▸ **DIRECTIVE**: Go through the listing and pick out each line with the word "Density" in it.

▸ **AVAILABLE RECORDS**:

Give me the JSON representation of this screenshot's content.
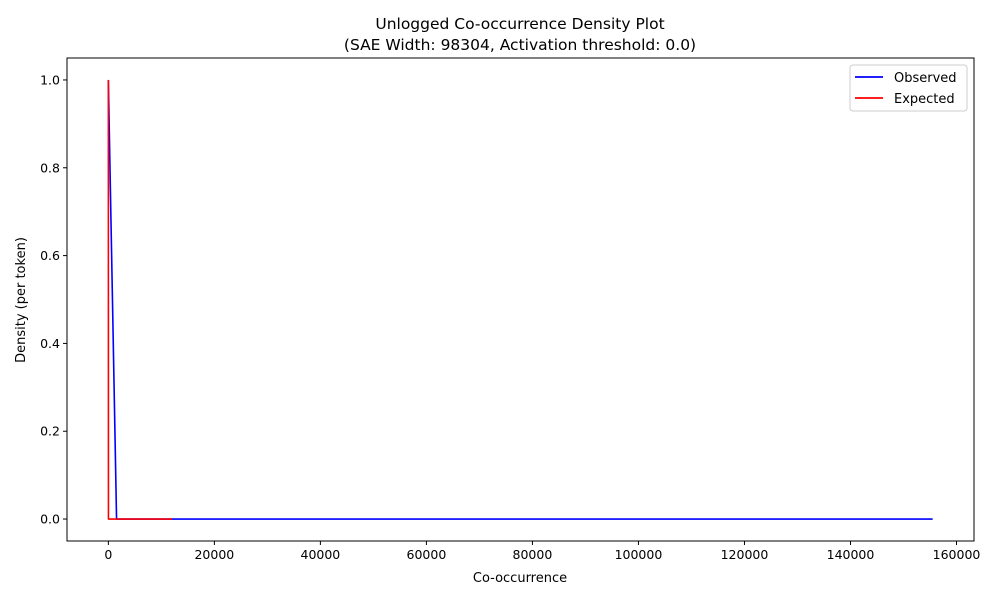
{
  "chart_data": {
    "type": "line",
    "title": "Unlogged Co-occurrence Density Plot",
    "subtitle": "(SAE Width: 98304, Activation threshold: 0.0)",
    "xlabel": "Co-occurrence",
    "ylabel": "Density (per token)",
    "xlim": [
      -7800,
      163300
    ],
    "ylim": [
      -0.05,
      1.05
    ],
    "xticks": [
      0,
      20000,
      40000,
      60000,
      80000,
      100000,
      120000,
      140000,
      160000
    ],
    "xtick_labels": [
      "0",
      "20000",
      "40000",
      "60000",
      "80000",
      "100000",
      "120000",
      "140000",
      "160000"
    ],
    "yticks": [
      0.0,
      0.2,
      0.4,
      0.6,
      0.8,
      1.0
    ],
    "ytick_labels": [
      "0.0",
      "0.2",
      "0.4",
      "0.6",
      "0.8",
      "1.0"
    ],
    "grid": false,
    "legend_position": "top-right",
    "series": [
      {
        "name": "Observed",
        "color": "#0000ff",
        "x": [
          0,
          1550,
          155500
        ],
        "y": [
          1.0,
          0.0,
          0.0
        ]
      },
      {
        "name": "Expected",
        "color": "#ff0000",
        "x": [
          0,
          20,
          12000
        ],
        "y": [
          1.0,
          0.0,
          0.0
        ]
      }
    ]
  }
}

▸ **WORKED ANSWER**:
    "title": "Unlogged Co-occurrence Density Plot",
    "ylabel": "Density (per token)",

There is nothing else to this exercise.